SET PROBLEM:
Pull each line holding the word "Dollar" from the data.

EXTRACTED RECORDS:
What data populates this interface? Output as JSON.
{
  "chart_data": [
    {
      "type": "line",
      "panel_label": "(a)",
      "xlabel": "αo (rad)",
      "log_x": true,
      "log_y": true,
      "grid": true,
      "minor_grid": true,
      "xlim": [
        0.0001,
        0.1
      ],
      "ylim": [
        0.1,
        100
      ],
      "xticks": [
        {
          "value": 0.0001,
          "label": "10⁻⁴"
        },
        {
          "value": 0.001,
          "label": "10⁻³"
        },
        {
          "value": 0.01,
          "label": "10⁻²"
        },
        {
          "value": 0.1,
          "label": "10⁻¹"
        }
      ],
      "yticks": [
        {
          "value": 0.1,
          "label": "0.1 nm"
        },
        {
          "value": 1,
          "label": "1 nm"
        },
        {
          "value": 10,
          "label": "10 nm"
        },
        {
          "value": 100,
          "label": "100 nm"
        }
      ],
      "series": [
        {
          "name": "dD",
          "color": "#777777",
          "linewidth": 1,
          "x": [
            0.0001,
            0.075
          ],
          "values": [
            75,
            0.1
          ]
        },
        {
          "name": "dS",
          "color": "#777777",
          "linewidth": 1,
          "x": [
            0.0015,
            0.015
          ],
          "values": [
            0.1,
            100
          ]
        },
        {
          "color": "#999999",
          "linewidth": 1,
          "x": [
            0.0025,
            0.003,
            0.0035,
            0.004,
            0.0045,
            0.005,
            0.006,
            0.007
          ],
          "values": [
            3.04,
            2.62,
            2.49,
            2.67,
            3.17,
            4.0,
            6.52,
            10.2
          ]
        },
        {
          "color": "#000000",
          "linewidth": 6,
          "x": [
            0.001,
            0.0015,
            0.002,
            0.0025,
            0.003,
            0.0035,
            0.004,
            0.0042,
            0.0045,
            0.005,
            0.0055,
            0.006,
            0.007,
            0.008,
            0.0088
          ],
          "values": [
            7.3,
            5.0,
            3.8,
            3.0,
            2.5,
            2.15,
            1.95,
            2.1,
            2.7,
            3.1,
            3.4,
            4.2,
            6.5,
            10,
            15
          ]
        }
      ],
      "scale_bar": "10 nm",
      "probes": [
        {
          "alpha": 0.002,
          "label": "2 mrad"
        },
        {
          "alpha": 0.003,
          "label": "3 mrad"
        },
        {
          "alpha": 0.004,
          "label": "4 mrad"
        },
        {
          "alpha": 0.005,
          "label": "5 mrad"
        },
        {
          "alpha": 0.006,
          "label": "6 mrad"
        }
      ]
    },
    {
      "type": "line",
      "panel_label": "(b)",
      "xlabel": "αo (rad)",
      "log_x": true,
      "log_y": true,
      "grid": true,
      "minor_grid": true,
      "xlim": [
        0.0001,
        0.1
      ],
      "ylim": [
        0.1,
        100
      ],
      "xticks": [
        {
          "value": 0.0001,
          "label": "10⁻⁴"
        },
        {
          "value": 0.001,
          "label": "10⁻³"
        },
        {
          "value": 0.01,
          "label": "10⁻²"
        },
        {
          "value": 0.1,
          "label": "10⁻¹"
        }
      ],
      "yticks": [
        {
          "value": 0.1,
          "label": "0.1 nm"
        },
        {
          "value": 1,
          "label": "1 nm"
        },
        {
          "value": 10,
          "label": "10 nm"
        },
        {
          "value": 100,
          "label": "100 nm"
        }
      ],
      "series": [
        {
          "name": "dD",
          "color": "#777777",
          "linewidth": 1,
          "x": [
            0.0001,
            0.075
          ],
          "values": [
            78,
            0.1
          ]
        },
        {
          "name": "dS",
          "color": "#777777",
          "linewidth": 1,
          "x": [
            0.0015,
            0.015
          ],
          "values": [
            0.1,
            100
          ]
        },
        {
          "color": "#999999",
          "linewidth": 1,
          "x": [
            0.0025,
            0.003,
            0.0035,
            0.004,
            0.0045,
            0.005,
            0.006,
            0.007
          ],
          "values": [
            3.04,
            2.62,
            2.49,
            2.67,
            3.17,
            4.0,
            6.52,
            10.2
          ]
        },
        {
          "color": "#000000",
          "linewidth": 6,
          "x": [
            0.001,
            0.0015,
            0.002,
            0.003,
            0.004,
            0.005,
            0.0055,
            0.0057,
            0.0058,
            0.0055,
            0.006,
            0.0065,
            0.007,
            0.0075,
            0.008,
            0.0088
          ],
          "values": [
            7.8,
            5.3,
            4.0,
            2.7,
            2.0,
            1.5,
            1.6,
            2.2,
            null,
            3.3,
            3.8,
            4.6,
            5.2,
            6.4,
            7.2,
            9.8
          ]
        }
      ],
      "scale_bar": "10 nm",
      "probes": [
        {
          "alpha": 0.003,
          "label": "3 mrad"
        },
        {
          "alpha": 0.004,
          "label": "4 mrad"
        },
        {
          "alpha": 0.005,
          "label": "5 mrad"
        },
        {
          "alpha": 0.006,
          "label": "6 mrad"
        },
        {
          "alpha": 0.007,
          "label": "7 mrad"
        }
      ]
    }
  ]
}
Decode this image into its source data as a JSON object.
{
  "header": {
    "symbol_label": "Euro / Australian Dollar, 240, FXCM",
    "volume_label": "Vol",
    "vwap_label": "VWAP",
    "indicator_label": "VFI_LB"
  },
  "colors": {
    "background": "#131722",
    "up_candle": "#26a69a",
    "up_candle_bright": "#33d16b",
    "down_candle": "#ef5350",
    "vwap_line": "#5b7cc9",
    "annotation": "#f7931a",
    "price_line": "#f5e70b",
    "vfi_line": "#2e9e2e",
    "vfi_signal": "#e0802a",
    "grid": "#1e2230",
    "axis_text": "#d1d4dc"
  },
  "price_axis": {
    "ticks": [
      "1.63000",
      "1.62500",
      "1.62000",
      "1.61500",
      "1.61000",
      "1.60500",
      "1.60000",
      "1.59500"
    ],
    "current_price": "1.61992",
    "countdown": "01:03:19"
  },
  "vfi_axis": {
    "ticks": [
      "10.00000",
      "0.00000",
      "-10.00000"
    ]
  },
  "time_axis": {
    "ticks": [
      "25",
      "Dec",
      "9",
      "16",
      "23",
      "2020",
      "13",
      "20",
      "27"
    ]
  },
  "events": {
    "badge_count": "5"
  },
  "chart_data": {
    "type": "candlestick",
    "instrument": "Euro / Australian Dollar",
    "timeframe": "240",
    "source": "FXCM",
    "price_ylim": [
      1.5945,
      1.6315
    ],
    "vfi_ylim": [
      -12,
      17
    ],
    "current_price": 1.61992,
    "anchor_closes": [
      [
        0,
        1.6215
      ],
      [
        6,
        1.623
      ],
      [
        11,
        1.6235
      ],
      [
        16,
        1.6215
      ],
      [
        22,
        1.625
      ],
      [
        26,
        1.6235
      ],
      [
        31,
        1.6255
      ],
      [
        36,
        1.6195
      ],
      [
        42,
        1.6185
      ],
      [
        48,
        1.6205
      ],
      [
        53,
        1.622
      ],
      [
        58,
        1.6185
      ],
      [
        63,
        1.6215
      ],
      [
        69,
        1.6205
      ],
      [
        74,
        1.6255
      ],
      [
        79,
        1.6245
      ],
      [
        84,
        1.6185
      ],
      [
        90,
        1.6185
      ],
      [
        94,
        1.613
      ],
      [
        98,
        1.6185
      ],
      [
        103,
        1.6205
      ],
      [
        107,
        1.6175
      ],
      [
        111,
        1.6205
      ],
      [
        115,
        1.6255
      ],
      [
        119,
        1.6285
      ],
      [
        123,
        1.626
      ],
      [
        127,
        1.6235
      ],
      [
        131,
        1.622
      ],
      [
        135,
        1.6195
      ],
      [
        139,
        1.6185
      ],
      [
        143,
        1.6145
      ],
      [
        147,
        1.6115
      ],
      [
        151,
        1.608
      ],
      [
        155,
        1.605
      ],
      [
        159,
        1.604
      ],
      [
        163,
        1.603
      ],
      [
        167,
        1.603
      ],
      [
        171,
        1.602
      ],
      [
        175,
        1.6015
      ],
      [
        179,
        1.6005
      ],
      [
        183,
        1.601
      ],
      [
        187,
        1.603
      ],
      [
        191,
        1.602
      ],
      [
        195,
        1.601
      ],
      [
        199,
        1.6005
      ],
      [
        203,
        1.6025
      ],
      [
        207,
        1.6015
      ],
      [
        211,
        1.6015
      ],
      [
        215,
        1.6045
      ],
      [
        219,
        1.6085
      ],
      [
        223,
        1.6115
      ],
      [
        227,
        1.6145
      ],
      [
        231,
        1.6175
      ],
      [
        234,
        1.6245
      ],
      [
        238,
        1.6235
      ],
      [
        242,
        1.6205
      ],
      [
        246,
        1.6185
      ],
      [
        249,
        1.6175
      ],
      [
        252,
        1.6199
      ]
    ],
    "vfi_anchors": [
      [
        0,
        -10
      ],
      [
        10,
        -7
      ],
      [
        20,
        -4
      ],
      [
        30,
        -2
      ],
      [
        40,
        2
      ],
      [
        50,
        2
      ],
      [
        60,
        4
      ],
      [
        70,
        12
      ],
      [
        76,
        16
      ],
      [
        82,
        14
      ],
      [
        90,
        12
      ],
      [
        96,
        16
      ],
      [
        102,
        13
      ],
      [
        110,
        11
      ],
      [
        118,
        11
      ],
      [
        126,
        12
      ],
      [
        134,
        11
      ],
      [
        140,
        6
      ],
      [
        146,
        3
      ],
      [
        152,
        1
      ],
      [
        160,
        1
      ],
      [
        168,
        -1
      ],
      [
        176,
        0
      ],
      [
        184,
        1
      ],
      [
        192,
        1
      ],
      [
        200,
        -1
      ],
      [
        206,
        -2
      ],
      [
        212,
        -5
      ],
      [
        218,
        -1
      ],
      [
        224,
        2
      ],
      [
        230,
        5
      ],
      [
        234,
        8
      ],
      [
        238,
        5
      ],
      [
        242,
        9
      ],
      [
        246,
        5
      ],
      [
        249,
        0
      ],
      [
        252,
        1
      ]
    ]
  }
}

COMPLETE ANSWER:
    "symbol_label": "Euro / Australian Dollar, 240, FXCM",
    "instrument": "Euro / Australian Dollar",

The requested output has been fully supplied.